··· Records to use
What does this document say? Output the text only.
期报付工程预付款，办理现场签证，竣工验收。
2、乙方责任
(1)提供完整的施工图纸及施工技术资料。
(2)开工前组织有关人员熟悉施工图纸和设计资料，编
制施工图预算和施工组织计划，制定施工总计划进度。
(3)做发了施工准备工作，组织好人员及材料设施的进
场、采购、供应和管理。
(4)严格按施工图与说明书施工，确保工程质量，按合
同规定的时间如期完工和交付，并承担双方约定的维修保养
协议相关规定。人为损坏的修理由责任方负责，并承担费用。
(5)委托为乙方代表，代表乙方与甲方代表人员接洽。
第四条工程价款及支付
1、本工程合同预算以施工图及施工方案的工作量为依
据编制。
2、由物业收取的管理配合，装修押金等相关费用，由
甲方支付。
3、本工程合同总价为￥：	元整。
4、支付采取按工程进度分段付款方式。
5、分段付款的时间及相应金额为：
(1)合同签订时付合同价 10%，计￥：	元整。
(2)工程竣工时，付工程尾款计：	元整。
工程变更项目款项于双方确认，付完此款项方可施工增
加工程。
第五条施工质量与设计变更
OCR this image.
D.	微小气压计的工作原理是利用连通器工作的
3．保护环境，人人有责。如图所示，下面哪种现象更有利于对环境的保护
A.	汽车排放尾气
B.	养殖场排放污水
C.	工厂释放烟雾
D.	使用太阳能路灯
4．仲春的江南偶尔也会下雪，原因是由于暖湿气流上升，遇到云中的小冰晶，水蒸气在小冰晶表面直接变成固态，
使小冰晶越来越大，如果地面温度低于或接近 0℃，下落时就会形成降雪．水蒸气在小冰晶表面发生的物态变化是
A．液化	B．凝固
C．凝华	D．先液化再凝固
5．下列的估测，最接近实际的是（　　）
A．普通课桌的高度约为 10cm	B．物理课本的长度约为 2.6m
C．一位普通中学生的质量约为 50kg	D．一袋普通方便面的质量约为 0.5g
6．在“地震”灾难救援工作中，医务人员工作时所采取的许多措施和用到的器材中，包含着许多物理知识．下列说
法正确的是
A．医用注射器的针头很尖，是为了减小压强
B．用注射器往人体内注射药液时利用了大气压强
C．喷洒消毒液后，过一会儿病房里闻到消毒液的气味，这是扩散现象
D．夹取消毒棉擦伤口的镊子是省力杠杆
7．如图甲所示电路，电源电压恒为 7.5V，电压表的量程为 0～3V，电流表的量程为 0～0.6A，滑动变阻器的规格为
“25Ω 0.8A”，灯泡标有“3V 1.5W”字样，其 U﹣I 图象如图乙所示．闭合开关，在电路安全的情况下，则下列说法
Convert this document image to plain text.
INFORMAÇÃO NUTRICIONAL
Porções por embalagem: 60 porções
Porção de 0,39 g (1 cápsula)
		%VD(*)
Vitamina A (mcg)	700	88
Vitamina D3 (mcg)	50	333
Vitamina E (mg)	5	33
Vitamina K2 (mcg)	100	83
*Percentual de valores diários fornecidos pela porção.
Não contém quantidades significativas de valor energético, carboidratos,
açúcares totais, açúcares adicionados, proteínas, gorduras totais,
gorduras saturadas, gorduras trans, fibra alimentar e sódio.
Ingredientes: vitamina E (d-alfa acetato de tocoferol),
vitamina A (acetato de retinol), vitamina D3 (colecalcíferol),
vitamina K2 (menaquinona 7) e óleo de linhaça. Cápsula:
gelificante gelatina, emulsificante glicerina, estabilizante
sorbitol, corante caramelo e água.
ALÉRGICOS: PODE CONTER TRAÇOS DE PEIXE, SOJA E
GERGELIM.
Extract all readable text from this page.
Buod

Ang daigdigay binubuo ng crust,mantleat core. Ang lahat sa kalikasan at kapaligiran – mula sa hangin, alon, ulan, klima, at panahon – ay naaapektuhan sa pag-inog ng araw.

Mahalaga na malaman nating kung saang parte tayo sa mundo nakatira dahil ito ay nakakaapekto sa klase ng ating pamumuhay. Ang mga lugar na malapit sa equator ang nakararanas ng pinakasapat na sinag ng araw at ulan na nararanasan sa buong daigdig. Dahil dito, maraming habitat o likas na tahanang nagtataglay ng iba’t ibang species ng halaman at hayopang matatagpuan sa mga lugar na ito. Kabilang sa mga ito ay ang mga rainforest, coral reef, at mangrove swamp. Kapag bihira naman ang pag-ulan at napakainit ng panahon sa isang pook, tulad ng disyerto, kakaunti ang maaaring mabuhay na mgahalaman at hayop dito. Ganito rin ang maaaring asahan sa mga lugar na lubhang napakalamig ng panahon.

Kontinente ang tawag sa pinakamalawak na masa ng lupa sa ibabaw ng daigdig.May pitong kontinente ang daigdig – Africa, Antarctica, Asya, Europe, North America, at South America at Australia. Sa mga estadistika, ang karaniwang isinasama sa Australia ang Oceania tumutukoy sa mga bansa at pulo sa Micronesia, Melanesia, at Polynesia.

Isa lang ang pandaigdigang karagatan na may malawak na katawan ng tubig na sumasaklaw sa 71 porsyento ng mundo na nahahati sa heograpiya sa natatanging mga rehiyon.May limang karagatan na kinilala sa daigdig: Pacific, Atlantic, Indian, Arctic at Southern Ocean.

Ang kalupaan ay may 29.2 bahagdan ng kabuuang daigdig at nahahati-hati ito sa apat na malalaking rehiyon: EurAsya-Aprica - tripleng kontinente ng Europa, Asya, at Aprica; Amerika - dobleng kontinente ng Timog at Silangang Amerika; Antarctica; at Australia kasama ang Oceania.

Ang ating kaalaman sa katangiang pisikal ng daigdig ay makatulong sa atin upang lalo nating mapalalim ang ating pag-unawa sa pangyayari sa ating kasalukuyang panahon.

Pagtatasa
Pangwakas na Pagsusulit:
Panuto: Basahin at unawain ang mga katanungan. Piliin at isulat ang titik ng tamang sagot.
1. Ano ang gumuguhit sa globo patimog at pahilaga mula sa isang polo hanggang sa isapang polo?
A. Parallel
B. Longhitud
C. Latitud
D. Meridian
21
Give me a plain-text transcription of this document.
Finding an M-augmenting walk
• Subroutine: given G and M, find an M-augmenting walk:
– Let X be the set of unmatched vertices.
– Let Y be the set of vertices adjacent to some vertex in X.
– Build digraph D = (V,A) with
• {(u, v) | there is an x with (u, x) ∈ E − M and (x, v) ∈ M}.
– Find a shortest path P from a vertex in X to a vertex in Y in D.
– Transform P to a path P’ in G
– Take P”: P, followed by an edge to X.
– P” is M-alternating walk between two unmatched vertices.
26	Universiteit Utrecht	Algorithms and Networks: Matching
······
Description of the task
Transcribe the whole listing with nothing added or left out.

Solution
What does this document say? Output the text only.
期报付工程预付款，办理现场签证，竣工验收。
2、乙方责任
(1)提供完整的施工图纸及施工技术资料。
(2)开工前组织有关人员熟悉施工图纸和设计资料，编
制施工图预算和施工组织计划，制定施工总计划进度。
(3)做发了施工准备工作，组织好人员及材料设施的进
场、采购、供应和管理。
(4)严格按施工图与说明书施工，确保工程质量，按合
同规定的时间如期完工和交付，并承担双方约定的维修保养
协议相关规定。人为损坏的修理由责任方负责，并承担费用。
(5)委托为乙方代表，代表乙方与甲方代表人员接洽。
第四条工程价款及支付
1、本工程合同预算以施工图及施工方案的工作量为依
据编制。
2、由物业收取的管理配合，装修押金等相关费用，由
甲方支付。
3、本工程合同总价为￥：	元整。
4、支付采取按工程进度分段付款方式。
5、分段付款的时间及相应金额为：
(1)合同签订时付合同价 10%，计￥：	元整。
(2)工程竣工时，付工程尾款计：	元整。
工程变更项目款项于双方确认，付完此款项方可施工增
加工程。
第五条施工质量与设计变更
OCR this image.
D.	微小气压计的工作原理是利用连通器工作的
3．保护环境，人人有责。如图所示，下面哪种现象更有利于对环境的保护
A.	汽车排放尾气
B.	养殖场排放污水
C.	工厂释放烟雾
D.	使用太阳能路灯
4．仲春的江南偶尔也会下雪，原因是由于暖湿气流上升，遇到云中的小冰晶，水蒸气在小冰晶表面直接变成固态，
使小冰晶越来越大，如果地面温度低于或接近 0℃，下落时就会形成降雪．水蒸气在小冰晶表面发生的物态变化是
A．液化	B．凝固
C．凝华	D．先液化再凝固
5．下列的估测，最接近实际的是（　　）
A．普通课桌的高度约为 10cm	B．物理课本的长度约为 2.6m
C．一位普通中学生的质量约为 50kg	D．一袋普通方便面的质量约为 0.5g
6．在“地震”灾难救援工作中，医务人员工作时所采取的许多措施和用到的器材中，包含着许多物理知识．下列说
法正确的是
A．医用注射器的针头很尖，是为了减小压强
B．用注射器往人体内注射药液时利用了大气压强
C．喷洒消毒液后，过一会儿病房里闻到消毒液的气味，这是扩散现象
D．夹取消毒棉擦伤口的镊子是省力杠杆
7．如图甲所示电路，电源电压恒为 7.5V，电压表的量程为 0～3V，电流表的量程为 0～0.6A，滑动变阻器的规格为
“25Ω 0.8A”，灯泡标有“3V 1.5W”字样，其 U﹣I 图象如图乙所示．闭合开关，在电路安全的情况下，则下列说法
Convert this document image to plain text.
INFORMAÇÃO NUTRICIONAL
Porções por embalagem: 60 porções
Porção de 0,39 g (1 cápsula)
		%VD(*)
Vitamina A (mcg)	700	88
Vitamina D3 (mcg)	50	333
Vitamina E (mg)	5	33
Vitamina K2 (mcg)	100	83
*Percentual de valores diários fornecidos pela porção.
Não contém quantidades significativas de valor energético, carboidratos,
açúcares totais, açúcares adicionados, proteínas, gorduras totais,
gorduras saturadas, gorduras trans, fibra alimentar e sódio.
Ingredientes: vitamina E (d-alfa acetato de tocoferol),
vitamina A (acetato de retinol), vitamina D3 (colecalcíferol),
vitamina K2 (menaquinona 7) e óleo de linhaça. Cápsula:
gelificante gelatina, emulsificante glicerina, estabilizante
sorbitol, corante caramelo e água.
ALÉRGICOS: PODE CONTER TRAÇOS DE PEIXE, SOJA E
GERGELIM.
Extract all readable text from this page.
Buod

Ang daigdigay binubuo ng crust,mantleat core. Ang lahat sa kalikasan at kapaligiran – mula sa hangin, alon, ulan, klima, at panahon – ay naaapektuhan sa pag-inog ng araw.

Mahalaga na malaman nating kung saang parte tayo sa mundo nakatira dahil ito ay nakakaapekto sa klase ng ating pamumuhay. Ang mga lugar na malapit sa equator ang nakararanas ng pinakasapat na sinag ng araw at ulan na nararanasan sa buong daigdig. Dahil dito, maraming habitat o likas na tahanang nagtataglay ng iba’t ibang species ng halaman at hayopang matatagpuan sa mga lugar na ito. Kabilang sa mga ito ay ang mga rainforest, coral reef, at mangrove swamp. Kapag bihira naman ang pag-ulan at napakainit ng panahon sa isang pook, tulad ng disyerto, kakaunti ang maaaring mabuhay na mgahalaman at hayop dito. Ganito rin ang maaaring asahan sa mga lugar na lubhang napakalamig ng panahon.

Kontinente ang tawag sa pinakamalawak na masa ng lupa sa ibabaw ng daigdig.May pitong kontinente ang daigdig – Africa, Antarctica, Asya, Europe, North America, at South America at Australia. Sa mga estadistika, ang karaniwang isinasama sa Australia ang Oceania tumutukoy sa mga bansa at pulo sa Micronesia, Melanesia, at Polynesia.

Isa lang ang pandaigdigang karagatan na may malawak na katawan ng tubig na sumasaklaw sa 71 porsyento ng mundo na nahahati sa heograpiya sa natatanging mga rehiyon.May limang karagatan na kinilala sa daigdig: Pacific, Atlantic, Indian, Arctic at Southern Ocean.

Ang kalupaan ay may 29.2 bahagdan ng kabuuang daigdig at nahahati-hati ito sa apat na malalaking rehiyon: EurAsya-Aprica - tripleng kontinente ng Europa, Asya, at Aprica; Amerika - dobleng kontinente ng Timog at Silangang Amerika; Antarctica; at Australia kasama ang Oceania.

Ang ating kaalaman sa katangiang pisikal ng daigdig ay makatulong sa atin upang lalo nating mapalalim ang ating pag-unawa sa pangyayari sa ating kasalukuyang panahon.

Pagtatasa
Pangwakas na Pagsusulit:
Panuto: Basahin at unawain ang mga katanungan. Piliin at isulat ang titik ng tamang sagot.
1. Ano ang gumuguhit sa globo patimog at pahilaga mula sa isang polo hanggang sa isapang polo?
A. Parallel
B. Longhitud
C. Latitud
D. Meridian
21
Give me a plain-text transcription of this document.
Finding an M-augmenting walk
• Subroutine: given G and M, find an M-augmenting walk:
– Let X be the set of unmatched vertices.
– Let Y be the set of vertices adjacent to some vertex in X.
– Build digraph D = (V,A) with
• {(u, v) | there is an x with (u, x) ∈ E − M and (x, v) ∈ M}.
– Find a shortest path P from a vertex in X to a vertex in Y in D.
– Transform P to a path P’ in G
– Take P”: P, followed by an edge to X.
– P” is M-alternating walk between two unmatched vertices.
26	Universiteit Utrecht	Algorithms and Networks: Matching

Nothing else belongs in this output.